### DIRECTIVE
Extract the lines from the start of the material through the line containing "sign-in-button[interactable]: Sign in", with both ends included, and reproduce them verbatim.

### EXCERPTED DATA
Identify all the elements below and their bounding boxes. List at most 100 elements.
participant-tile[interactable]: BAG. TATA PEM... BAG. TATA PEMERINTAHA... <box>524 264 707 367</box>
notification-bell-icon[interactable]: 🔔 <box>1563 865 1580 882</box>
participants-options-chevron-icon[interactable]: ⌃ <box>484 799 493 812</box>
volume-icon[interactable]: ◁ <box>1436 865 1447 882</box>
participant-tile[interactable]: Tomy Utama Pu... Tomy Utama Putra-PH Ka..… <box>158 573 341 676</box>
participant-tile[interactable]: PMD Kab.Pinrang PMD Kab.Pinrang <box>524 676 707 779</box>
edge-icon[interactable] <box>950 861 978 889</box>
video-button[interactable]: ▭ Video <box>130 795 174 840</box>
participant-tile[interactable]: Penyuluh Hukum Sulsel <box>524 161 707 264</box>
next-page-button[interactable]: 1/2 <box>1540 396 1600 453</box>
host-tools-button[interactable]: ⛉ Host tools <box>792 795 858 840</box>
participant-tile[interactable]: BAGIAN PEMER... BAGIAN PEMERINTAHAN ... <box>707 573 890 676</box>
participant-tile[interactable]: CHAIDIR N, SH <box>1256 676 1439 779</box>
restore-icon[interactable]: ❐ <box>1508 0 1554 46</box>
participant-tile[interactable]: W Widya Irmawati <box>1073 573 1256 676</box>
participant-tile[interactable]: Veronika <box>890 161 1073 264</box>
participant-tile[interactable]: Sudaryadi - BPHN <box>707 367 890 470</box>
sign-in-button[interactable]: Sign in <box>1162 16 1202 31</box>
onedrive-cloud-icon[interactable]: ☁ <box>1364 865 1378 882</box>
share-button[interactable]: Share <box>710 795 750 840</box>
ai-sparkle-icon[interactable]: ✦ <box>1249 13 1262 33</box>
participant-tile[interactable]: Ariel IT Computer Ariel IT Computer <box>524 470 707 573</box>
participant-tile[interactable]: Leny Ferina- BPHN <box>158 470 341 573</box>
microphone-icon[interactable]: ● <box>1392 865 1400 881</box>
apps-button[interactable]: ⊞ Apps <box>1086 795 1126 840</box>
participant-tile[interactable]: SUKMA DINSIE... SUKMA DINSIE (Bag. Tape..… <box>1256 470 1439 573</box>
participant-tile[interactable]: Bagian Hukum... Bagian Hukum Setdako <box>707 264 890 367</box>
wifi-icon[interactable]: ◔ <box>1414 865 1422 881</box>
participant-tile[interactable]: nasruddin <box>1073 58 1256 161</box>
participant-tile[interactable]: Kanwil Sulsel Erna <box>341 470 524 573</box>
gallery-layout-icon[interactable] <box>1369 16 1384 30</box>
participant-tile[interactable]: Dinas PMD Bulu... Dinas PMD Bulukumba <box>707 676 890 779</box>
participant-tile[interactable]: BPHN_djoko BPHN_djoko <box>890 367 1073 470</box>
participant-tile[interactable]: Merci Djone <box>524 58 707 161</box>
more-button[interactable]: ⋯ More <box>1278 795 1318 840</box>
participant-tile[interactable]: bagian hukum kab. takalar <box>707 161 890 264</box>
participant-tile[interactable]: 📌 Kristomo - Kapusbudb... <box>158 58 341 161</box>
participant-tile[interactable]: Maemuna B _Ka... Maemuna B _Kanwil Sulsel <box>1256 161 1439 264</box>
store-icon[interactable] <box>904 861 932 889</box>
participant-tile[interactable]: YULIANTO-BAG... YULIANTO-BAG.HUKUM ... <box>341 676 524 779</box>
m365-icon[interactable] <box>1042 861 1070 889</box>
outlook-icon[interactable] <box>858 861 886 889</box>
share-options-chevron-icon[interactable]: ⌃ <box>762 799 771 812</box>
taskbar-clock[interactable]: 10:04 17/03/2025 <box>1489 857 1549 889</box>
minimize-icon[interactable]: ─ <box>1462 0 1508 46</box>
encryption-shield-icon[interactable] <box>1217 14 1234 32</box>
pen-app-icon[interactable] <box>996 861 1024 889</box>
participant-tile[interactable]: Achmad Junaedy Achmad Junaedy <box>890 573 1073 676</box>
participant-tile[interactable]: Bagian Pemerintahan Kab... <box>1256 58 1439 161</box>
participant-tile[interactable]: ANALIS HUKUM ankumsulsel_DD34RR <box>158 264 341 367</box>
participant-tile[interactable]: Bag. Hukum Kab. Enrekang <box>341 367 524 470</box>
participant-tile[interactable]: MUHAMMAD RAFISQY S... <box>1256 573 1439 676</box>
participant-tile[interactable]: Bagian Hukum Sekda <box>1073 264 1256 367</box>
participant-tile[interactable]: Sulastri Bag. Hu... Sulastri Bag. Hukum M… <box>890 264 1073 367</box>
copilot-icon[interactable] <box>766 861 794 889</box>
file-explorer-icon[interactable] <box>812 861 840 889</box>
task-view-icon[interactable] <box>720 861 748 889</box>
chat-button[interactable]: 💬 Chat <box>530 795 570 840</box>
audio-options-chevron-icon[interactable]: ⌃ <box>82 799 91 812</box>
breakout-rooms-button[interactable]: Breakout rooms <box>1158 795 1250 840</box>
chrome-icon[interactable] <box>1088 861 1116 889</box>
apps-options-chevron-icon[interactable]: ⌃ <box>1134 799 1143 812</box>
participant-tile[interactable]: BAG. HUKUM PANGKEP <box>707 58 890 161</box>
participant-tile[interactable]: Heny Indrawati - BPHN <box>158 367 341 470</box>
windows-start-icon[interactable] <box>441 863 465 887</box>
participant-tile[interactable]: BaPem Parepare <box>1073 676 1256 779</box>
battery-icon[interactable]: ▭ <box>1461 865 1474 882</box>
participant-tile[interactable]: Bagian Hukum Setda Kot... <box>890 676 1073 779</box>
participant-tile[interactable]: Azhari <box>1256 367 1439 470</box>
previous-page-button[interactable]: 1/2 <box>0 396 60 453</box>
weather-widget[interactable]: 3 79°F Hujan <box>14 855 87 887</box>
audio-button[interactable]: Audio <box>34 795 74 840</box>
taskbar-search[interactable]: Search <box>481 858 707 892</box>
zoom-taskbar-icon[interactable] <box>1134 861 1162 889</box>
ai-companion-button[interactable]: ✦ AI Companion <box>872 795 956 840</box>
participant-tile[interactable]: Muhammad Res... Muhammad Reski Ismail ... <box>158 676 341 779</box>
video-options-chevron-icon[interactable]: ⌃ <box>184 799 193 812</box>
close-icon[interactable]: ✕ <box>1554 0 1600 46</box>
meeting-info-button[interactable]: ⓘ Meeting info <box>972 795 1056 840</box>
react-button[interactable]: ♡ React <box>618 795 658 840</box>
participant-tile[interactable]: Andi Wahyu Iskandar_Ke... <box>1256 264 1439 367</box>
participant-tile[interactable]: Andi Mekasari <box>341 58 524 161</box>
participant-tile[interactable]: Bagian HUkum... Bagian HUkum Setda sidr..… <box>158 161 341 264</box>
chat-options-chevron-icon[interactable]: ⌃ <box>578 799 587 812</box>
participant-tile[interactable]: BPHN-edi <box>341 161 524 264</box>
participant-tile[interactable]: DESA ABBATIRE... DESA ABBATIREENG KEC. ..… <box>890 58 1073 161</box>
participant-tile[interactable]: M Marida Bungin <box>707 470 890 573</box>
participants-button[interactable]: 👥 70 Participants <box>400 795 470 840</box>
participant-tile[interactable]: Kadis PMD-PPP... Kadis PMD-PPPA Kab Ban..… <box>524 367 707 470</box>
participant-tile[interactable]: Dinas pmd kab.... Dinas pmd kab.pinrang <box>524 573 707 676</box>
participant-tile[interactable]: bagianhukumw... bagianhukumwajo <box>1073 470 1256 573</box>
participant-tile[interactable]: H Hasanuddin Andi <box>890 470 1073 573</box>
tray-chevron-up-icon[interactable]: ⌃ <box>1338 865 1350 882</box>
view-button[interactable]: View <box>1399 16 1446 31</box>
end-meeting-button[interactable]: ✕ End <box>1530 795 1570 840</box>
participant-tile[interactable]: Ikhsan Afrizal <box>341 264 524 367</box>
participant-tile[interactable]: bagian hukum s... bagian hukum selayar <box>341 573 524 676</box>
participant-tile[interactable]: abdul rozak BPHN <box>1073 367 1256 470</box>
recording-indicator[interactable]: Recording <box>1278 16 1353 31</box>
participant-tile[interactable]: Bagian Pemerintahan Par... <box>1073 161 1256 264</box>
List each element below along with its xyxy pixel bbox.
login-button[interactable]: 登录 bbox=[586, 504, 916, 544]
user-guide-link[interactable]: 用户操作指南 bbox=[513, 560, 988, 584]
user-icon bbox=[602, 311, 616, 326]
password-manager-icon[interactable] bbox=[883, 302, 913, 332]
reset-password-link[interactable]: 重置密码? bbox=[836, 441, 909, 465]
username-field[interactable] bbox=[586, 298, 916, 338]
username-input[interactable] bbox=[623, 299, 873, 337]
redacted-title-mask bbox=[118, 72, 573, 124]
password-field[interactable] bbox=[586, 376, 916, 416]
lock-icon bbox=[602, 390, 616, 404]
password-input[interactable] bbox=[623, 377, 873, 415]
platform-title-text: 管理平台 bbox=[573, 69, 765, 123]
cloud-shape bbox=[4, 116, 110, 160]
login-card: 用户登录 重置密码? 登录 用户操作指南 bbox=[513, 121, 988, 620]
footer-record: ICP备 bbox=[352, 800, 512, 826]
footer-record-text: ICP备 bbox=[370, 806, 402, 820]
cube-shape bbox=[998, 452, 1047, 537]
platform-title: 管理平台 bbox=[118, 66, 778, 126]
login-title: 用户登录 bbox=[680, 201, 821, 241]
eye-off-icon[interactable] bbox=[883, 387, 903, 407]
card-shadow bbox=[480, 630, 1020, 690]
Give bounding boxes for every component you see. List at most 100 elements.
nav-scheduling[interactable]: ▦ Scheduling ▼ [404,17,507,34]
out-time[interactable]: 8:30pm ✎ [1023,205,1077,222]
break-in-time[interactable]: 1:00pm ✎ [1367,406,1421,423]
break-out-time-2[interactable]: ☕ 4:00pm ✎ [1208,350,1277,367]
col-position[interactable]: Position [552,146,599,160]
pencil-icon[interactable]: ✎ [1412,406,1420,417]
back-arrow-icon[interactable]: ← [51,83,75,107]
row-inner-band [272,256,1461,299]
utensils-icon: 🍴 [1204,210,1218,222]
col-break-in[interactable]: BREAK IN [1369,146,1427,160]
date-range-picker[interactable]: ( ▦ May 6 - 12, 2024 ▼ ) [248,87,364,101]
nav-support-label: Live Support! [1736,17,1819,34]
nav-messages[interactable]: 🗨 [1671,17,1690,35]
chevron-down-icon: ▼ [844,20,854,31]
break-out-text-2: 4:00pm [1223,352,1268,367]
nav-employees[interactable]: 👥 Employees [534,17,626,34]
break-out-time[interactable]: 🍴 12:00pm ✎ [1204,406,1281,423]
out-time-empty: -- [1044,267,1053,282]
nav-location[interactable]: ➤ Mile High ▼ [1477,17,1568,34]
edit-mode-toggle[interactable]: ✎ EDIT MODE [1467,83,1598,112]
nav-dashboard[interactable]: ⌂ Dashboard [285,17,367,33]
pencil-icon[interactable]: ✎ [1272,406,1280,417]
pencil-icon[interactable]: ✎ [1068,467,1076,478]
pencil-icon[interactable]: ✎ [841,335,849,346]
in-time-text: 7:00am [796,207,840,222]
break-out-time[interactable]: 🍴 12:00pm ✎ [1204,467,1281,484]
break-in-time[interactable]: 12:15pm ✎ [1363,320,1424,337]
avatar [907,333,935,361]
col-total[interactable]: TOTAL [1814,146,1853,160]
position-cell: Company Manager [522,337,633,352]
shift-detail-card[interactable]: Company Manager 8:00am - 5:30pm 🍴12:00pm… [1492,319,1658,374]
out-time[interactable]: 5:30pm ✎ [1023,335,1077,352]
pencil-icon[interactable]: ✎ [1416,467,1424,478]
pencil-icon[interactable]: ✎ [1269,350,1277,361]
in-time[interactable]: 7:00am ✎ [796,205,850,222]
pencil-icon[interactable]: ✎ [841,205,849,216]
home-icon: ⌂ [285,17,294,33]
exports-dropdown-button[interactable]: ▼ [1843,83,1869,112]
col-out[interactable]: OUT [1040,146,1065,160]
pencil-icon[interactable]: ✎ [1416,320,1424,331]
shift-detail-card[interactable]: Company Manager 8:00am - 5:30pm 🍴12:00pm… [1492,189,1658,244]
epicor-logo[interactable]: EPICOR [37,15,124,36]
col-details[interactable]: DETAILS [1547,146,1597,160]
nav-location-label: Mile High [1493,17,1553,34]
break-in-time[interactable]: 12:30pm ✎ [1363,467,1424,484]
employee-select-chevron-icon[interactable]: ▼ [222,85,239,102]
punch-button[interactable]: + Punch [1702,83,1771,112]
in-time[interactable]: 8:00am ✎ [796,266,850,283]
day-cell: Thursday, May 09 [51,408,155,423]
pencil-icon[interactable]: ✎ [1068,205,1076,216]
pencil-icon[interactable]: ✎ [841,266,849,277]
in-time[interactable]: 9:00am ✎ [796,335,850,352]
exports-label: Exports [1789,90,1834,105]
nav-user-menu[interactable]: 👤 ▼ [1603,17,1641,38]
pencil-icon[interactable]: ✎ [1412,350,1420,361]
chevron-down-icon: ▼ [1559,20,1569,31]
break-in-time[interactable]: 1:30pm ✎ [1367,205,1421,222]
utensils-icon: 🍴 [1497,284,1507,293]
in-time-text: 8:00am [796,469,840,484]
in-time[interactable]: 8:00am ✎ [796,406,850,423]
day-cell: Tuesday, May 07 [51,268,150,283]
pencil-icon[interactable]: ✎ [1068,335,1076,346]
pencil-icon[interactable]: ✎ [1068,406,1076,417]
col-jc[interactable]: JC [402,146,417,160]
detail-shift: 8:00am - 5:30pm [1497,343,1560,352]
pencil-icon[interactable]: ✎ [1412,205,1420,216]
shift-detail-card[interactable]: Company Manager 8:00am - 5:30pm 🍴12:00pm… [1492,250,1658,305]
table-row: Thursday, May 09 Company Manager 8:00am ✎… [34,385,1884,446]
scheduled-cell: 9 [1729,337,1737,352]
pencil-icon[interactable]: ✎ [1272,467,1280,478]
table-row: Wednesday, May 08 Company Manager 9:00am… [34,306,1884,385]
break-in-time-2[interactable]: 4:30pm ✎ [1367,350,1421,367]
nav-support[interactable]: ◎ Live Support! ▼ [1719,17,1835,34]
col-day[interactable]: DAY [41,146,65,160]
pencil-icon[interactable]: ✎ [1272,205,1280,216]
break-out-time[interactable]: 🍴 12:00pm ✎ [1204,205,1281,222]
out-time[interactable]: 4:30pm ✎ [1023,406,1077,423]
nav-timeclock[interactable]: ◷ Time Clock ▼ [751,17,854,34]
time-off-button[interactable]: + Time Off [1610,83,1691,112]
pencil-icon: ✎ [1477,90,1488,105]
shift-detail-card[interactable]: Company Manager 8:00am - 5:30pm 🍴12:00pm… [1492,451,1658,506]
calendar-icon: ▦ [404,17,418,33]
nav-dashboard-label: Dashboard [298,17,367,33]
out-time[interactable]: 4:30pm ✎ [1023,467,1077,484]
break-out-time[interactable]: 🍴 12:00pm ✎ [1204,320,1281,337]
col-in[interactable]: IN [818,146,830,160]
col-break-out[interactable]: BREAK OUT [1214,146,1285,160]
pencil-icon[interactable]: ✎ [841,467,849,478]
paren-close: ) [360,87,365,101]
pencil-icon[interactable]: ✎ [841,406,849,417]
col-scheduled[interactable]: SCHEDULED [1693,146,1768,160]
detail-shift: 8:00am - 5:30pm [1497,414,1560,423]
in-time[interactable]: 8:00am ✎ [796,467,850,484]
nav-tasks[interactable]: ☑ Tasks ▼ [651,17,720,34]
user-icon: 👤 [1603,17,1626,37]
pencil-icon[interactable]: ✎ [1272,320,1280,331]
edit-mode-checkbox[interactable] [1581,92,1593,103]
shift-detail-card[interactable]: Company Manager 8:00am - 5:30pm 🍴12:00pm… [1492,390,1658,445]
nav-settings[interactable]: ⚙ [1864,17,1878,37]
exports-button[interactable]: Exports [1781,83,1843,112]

### THE REPLY
Identify all the elements below and their bounding boxes. List at most 100 elements.
participant-tile[interactable]: BAG. TATA PEM... BAG. TATA PEMERINTAHA... <box>524 264 707 367</box>
notification-bell-icon[interactable]: 🔔 <box>1563 865 1580 882</box>
participants-options-chevron-icon[interactable]: ⌃ <box>484 799 493 812</box>
volume-icon[interactable]: ◁ <box>1436 865 1447 882</box>
participant-tile[interactable]: Tomy Utama Pu... Tomy Utama Putra-PH Ka..… <box>158 573 341 676</box>
participant-tile[interactable]: PMD Kab.Pinrang PMD Kab.Pinrang <box>524 676 707 779</box>
edge-icon[interactable] <box>950 861 978 889</box>
video-button[interactable]: ▭ Video <box>130 795 174 840</box>
participant-tile[interactable]: Penyuluh Hukum Sulsel <box>524 161 707 264</box>
next-page-button[interactable]: 1/2 <box>1540 396 1600 453</box>
host-tools-button[interactable]: ⛉ Host tools <box>792 795 858 840</box>
participant-tile[interactable]: BAGIAN PEMER... BAGIAN PEMERINTAHAN ... <box>707 573 890 676</box>
participant-tile[interactable]: CHAIDIR N, SH <box>1256 676 1439 779</box>
restore-icon[interactable]: ❐ <box>1508 0 1554 46</box>
participant-tile[interactable]: W Widya Irmawati <box>1073 573 1256 676</box>
participant-tile[interactable]: Veronika <box>890 161 1073 264</box>
participant-tile[interactable]: Sudaryadi - BPHN <box>707 367 890 470</box>
sign-in-button[interactable]: Sign in <box>1162 16 1202 31</box>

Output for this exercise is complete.